> **WHAT YOU SHOULD DO**: Give the number of lines in this listing that contain "Mirror", with no other words.

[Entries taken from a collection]
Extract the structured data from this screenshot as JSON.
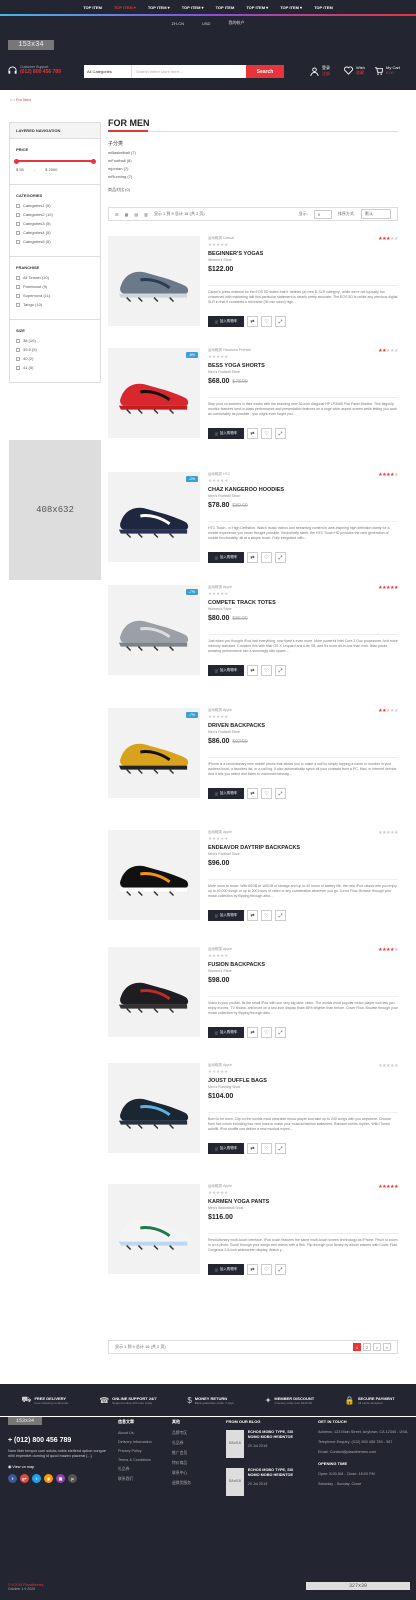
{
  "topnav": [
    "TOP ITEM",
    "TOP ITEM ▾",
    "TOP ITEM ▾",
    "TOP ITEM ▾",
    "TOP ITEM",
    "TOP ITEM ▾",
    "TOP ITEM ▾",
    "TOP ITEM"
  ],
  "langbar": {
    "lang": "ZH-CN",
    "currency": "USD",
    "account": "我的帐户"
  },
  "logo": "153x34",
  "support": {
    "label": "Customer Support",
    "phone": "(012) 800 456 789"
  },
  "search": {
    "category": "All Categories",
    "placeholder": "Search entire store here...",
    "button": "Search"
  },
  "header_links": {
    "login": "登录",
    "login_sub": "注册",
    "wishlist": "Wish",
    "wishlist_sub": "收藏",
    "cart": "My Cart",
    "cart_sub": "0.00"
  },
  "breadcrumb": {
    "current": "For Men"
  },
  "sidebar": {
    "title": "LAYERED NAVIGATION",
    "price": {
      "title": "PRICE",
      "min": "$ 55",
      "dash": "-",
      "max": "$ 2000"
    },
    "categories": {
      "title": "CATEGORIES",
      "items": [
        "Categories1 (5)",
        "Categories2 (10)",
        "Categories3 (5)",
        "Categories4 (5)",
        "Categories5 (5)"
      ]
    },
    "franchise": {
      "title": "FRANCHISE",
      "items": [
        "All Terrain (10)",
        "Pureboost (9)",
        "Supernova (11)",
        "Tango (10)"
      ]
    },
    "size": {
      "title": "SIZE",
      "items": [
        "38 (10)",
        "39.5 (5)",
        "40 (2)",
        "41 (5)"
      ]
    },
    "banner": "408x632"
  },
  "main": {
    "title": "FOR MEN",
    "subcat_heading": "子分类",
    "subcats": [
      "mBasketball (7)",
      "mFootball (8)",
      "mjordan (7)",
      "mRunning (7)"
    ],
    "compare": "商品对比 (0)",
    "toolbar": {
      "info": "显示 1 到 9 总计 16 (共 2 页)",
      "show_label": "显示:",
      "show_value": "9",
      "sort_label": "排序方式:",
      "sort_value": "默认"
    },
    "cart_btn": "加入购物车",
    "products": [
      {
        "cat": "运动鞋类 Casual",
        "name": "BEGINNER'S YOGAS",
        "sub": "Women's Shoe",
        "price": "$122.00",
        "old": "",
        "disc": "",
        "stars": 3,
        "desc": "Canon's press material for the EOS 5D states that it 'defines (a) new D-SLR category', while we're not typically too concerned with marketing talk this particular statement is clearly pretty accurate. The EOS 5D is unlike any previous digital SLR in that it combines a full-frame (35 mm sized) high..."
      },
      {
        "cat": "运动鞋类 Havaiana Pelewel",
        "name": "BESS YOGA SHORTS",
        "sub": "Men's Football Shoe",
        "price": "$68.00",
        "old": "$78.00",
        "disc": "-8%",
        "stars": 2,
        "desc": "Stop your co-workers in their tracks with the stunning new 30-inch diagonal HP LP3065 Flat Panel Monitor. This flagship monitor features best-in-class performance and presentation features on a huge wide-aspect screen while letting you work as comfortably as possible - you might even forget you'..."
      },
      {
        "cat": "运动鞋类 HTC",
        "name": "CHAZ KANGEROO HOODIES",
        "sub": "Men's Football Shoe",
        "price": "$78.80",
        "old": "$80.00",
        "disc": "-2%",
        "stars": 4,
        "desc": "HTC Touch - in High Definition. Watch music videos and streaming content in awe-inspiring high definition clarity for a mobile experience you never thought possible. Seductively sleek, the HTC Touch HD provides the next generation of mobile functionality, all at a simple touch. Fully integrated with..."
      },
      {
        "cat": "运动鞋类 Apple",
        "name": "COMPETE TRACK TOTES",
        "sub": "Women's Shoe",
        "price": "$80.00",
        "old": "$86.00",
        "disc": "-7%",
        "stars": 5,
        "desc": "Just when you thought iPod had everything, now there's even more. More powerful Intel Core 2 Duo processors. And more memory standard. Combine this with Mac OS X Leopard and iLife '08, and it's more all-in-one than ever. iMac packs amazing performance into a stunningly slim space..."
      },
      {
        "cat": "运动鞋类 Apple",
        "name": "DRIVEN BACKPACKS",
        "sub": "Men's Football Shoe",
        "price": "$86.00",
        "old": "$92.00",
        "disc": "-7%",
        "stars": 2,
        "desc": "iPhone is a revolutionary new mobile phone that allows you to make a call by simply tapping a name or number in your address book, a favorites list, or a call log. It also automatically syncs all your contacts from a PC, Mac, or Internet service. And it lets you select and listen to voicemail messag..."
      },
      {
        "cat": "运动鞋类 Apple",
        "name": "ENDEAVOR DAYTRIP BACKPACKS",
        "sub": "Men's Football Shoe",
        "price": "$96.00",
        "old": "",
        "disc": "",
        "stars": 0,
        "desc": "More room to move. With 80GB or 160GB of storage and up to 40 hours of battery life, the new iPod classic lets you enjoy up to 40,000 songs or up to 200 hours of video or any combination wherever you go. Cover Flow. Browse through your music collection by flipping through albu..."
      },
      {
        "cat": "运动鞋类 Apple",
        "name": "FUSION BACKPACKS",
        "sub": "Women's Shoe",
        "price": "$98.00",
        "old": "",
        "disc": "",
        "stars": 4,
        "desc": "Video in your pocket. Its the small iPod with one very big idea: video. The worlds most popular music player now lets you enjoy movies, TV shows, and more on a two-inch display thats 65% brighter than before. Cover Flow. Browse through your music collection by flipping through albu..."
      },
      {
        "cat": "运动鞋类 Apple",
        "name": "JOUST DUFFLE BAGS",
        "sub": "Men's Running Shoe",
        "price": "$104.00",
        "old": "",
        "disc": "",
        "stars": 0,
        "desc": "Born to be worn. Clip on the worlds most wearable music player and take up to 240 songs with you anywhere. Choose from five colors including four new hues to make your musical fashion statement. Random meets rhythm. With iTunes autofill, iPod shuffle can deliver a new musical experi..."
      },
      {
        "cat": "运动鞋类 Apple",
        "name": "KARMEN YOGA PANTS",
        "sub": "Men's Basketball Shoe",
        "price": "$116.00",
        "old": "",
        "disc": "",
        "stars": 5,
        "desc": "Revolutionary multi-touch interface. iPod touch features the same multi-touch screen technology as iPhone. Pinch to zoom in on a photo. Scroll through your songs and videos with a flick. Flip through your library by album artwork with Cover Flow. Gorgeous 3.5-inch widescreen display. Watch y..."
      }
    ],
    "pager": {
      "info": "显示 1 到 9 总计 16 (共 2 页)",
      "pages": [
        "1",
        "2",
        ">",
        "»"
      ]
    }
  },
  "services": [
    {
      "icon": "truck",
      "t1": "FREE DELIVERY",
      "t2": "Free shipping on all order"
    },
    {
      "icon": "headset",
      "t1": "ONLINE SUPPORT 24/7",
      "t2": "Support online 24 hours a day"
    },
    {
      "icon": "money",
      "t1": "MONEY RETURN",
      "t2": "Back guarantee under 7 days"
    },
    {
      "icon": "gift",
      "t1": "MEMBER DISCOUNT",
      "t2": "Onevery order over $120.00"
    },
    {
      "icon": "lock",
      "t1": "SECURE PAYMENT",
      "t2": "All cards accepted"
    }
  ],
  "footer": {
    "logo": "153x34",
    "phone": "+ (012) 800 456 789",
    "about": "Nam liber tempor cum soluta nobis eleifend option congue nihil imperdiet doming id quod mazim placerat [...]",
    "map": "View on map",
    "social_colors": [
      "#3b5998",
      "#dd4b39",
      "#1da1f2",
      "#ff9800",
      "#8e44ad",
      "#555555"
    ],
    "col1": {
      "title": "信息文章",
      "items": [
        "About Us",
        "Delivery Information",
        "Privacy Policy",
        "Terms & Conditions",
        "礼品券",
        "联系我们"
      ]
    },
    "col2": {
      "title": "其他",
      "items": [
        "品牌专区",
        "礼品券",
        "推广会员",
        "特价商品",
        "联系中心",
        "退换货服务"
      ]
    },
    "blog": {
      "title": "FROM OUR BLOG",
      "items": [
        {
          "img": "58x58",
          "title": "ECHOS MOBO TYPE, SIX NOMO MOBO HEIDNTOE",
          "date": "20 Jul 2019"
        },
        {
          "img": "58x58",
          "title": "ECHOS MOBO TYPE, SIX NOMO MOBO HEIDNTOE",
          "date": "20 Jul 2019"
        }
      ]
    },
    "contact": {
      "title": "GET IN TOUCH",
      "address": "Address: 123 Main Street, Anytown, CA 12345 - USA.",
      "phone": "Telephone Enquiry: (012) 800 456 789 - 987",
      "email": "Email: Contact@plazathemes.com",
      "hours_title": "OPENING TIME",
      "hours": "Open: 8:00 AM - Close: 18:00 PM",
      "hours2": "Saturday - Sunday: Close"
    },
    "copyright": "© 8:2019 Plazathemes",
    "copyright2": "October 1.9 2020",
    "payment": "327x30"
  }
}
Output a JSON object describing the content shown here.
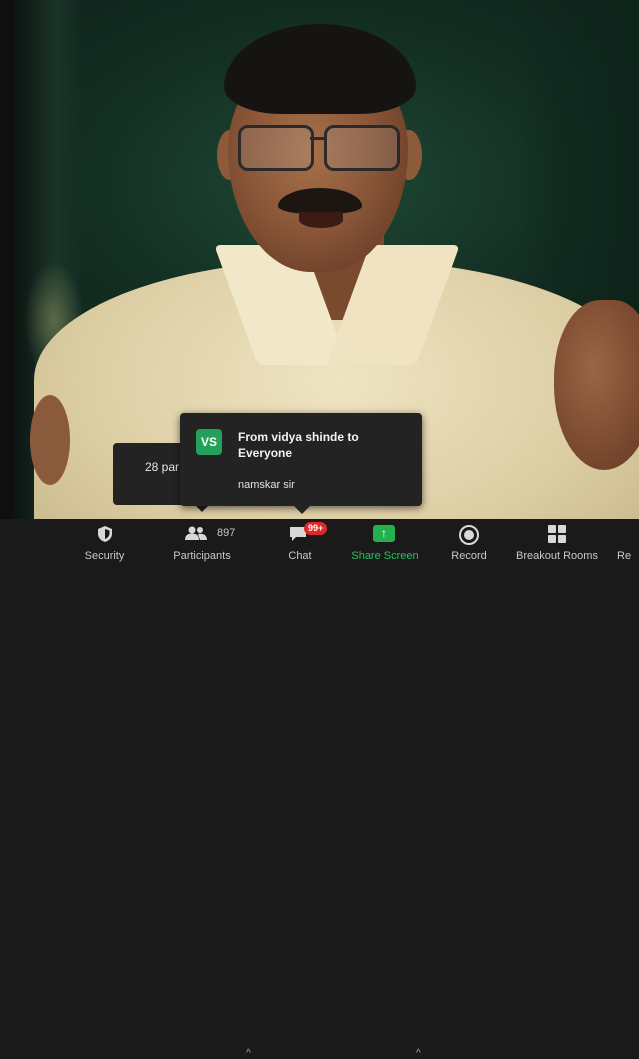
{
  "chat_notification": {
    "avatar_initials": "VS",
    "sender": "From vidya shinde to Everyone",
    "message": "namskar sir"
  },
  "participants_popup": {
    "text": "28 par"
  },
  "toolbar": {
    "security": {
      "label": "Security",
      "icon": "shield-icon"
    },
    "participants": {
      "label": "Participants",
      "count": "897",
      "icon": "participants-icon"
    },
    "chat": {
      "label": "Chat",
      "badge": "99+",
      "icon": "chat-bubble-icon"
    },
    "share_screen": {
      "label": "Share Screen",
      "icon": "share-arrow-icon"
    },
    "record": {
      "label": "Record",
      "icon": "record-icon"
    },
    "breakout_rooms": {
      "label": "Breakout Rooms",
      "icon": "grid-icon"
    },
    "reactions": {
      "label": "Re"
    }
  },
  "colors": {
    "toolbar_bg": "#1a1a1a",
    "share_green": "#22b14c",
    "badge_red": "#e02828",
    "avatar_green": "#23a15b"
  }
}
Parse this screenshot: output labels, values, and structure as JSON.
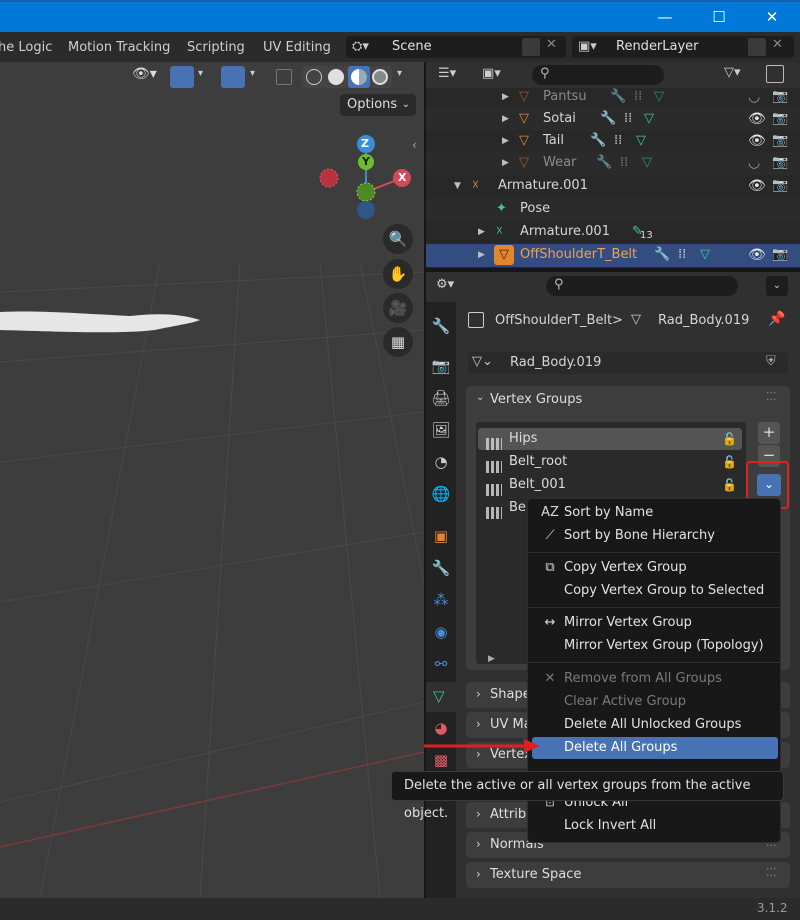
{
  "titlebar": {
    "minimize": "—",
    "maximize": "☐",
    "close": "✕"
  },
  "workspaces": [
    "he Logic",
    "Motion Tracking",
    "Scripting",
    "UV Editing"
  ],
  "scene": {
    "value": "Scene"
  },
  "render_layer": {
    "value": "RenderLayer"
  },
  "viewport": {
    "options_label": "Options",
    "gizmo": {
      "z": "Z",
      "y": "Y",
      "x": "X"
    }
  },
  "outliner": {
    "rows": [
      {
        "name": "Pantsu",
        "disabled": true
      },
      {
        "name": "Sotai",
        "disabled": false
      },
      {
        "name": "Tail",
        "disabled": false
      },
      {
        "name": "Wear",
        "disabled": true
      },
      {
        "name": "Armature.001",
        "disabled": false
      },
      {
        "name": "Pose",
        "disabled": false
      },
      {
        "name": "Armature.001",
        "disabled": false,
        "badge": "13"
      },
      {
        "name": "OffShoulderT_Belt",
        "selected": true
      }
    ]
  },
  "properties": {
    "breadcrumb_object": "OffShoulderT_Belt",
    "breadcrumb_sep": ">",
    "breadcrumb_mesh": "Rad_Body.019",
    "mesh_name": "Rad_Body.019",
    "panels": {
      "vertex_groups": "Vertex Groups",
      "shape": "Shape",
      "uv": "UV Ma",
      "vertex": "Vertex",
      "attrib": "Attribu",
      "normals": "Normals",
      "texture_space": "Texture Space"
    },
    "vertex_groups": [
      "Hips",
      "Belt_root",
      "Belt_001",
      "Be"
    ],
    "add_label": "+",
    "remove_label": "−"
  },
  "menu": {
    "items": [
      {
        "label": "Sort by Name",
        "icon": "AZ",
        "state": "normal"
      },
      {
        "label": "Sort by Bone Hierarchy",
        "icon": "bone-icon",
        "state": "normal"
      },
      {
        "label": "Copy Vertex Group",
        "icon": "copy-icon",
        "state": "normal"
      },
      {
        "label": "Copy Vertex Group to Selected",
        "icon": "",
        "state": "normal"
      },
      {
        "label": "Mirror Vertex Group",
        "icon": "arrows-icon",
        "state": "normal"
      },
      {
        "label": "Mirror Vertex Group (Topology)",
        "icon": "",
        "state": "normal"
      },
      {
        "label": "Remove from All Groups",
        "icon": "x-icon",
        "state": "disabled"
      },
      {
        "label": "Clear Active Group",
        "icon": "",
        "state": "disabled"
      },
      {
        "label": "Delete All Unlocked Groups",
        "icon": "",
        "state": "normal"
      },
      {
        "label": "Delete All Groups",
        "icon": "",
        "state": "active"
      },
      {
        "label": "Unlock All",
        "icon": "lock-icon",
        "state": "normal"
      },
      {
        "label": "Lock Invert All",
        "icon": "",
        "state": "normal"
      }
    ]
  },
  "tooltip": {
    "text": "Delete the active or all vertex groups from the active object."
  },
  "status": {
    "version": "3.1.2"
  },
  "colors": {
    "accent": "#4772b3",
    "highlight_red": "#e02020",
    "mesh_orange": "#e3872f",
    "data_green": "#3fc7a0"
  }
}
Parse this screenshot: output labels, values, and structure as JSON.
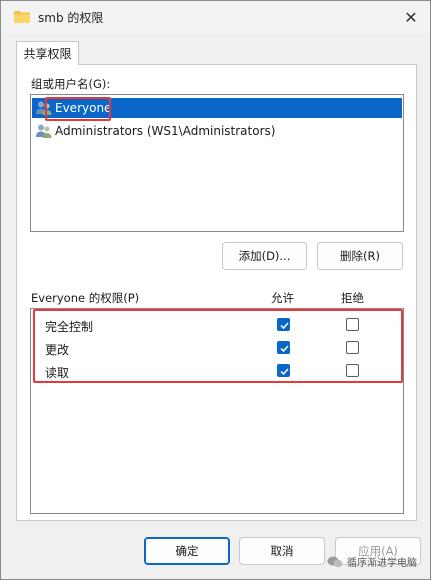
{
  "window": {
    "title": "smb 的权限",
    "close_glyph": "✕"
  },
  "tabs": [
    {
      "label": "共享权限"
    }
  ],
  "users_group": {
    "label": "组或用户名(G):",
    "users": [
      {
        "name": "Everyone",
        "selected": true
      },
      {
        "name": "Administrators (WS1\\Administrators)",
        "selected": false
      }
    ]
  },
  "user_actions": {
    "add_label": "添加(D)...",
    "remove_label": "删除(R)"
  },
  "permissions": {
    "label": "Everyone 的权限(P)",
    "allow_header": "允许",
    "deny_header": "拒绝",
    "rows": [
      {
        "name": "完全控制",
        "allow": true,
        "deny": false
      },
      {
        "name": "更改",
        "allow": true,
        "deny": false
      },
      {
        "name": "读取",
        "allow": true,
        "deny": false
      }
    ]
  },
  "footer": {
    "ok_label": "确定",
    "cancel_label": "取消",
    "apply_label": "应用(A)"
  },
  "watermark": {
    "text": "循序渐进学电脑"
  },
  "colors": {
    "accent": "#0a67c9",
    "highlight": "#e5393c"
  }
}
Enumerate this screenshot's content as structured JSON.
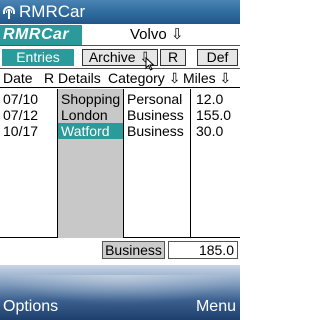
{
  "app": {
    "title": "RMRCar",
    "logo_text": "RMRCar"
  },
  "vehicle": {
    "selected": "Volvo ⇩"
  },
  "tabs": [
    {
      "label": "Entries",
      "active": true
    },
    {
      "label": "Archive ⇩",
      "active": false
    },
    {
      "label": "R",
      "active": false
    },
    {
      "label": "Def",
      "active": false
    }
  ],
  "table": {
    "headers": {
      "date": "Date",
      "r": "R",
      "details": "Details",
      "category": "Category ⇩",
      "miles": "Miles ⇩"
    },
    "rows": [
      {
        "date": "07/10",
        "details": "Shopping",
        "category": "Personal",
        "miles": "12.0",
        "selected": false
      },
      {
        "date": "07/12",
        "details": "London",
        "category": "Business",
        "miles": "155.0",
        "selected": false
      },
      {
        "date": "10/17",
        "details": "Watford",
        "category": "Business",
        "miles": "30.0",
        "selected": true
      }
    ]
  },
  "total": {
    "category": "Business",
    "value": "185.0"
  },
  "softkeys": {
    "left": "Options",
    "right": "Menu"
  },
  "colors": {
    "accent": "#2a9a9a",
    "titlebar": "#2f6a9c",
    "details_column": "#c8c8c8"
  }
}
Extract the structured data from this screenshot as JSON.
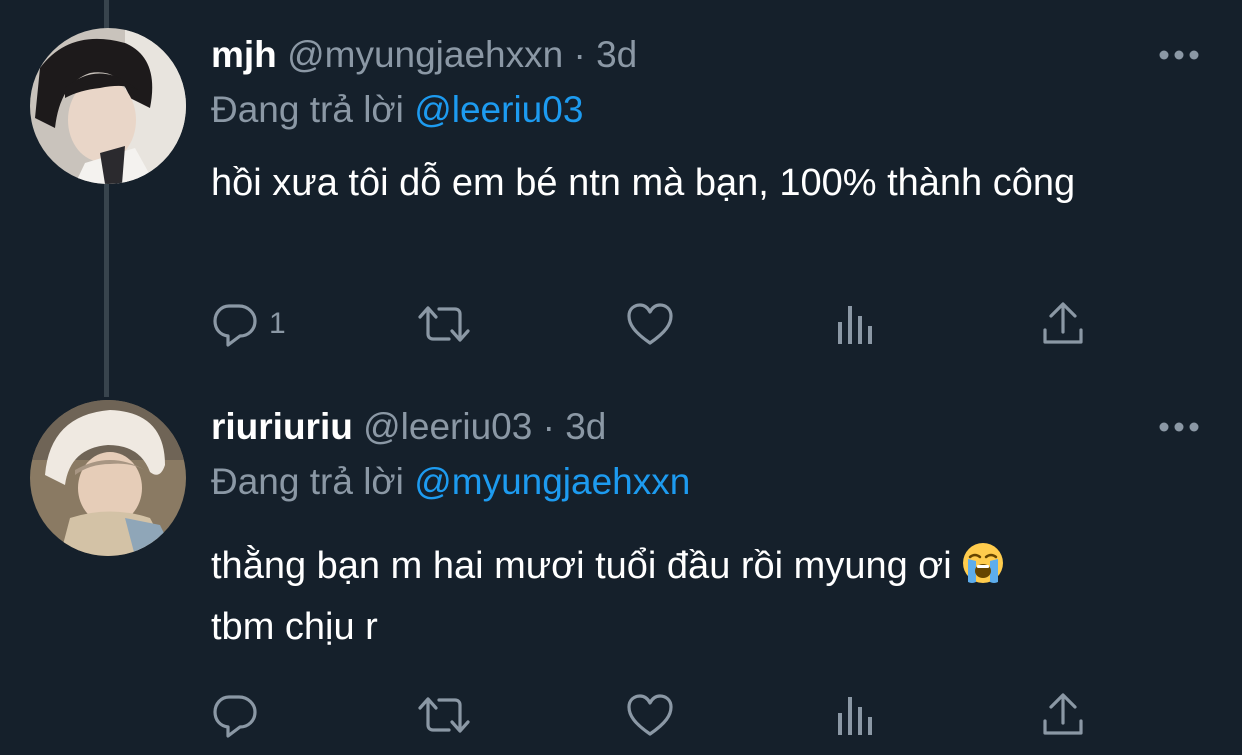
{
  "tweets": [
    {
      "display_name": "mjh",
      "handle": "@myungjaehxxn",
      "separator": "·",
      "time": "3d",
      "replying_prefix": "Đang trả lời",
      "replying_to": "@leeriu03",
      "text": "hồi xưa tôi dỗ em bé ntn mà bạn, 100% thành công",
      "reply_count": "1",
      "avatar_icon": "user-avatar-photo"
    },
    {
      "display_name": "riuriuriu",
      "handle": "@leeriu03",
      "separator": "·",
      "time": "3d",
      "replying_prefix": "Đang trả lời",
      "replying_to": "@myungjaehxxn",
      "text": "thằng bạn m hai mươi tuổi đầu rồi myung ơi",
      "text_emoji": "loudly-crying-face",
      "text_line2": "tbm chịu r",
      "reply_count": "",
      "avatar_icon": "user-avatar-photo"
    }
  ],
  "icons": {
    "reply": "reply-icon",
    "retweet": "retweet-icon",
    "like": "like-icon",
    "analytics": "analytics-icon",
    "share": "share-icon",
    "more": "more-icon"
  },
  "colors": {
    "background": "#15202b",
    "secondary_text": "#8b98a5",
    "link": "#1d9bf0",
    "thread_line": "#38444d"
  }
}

> **SOLVED PROBLEM**: 2